SUPPLIED ENTRIES:
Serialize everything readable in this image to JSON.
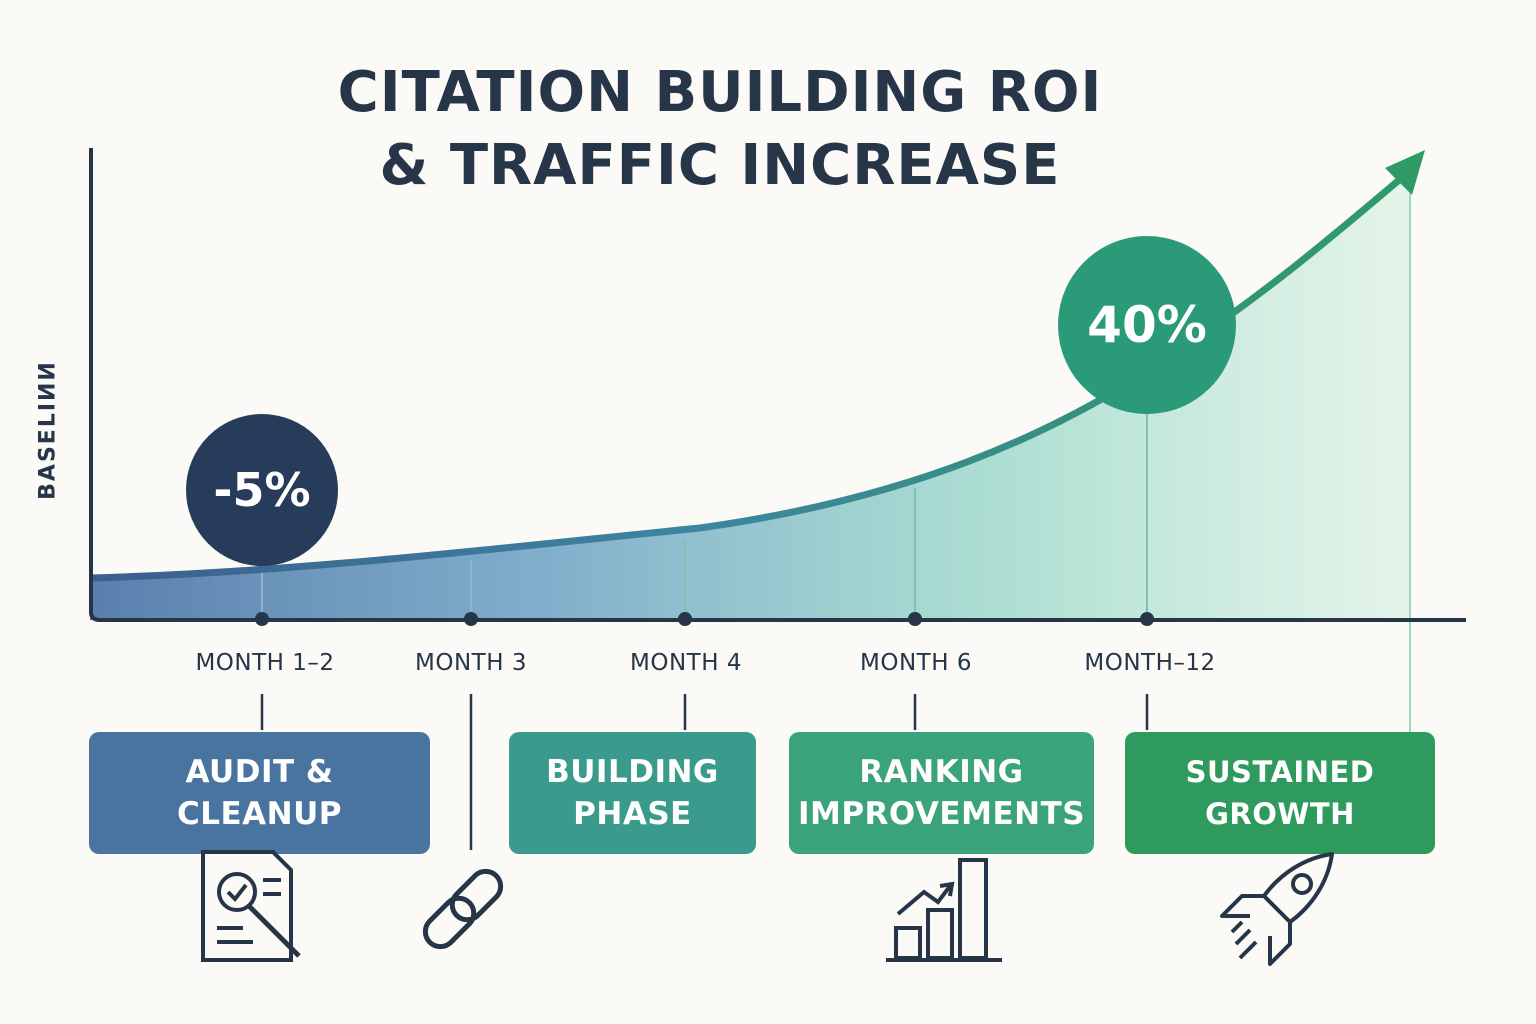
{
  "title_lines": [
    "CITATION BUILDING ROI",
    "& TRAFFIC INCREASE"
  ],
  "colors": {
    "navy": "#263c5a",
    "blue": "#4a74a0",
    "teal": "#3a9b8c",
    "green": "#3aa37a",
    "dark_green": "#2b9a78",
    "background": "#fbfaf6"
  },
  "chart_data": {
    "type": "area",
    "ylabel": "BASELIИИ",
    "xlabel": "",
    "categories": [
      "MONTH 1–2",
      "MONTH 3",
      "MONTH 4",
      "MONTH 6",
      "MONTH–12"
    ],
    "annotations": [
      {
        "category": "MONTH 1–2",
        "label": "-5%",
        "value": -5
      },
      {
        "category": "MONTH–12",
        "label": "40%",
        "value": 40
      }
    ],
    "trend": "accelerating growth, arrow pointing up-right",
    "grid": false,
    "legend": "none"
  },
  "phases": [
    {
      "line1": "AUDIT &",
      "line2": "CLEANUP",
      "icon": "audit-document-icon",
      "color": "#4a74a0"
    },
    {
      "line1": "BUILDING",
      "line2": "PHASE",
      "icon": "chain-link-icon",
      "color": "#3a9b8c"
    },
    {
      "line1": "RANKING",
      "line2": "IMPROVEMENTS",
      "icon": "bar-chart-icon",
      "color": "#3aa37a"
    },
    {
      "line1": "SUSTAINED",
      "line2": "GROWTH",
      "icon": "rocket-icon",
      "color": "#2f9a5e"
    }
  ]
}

AIM:
Repeat each entry exactly as it appears; skip any picture.

OUTPUT OF THE TASK:
Serialize everything readable in this image to JSON.
{
  "title_lines": [
    "CITATION BUILDING ROI",
    "& TRAFFIC INCREASE"
  ],
  "colors": {
    "navy": "#263c5a",
    "blue": "#4a74a0",
    "teal": "#3a9b8c",
    "green": "#3aa37a",
    "dark_green": "#2b9a78",
    "background": "#fbfaf6"
  },
  "chart_data": {
    "type": "area",
    "ylabel": "BASELIИИ",
    "xlabel": "",
    "categories": [
      "MONTH 1–2",
      "MONTH 3",
      "MONTH 4",
      "MONTH 6",
      "MONTH–12"
    ],
    "annotations": [
      {
        "category": "MONTH 1–2",
        "label": "-5%",
        "value": -5
      },
      {
        "category": "MONTH–12",
        "label": "40%",
        "value": 40
      }
    ],
    "trend": "accelerating growth, arrow pointing up-right",
    "grid": false,
    "legend": "none"
  },
  "phases": [
    {
      "line1": "AUDIT &",
      "line2": "CLEANUP",
      "icon": "audit-document-icon",
      "color": "#4a74a0"
    },
    {
      "line1": "BUILDING",
      "line2": "PHASE",
      "icon": "chain-link-icon",
      "color": "#3a9b8c"
    },
    {
      "line1": "RANKING",
      "line2": "IMPROVEMENTS",
      "icon": "bar-chart-icon",
      "color": "#3aa37a"
    },
    {
      "line1": "SUSTAINED",
      "line2": "GROWTH",
      "icon": "rocket-icon",
      "color": "#2f9a5e"
    }
  ]
}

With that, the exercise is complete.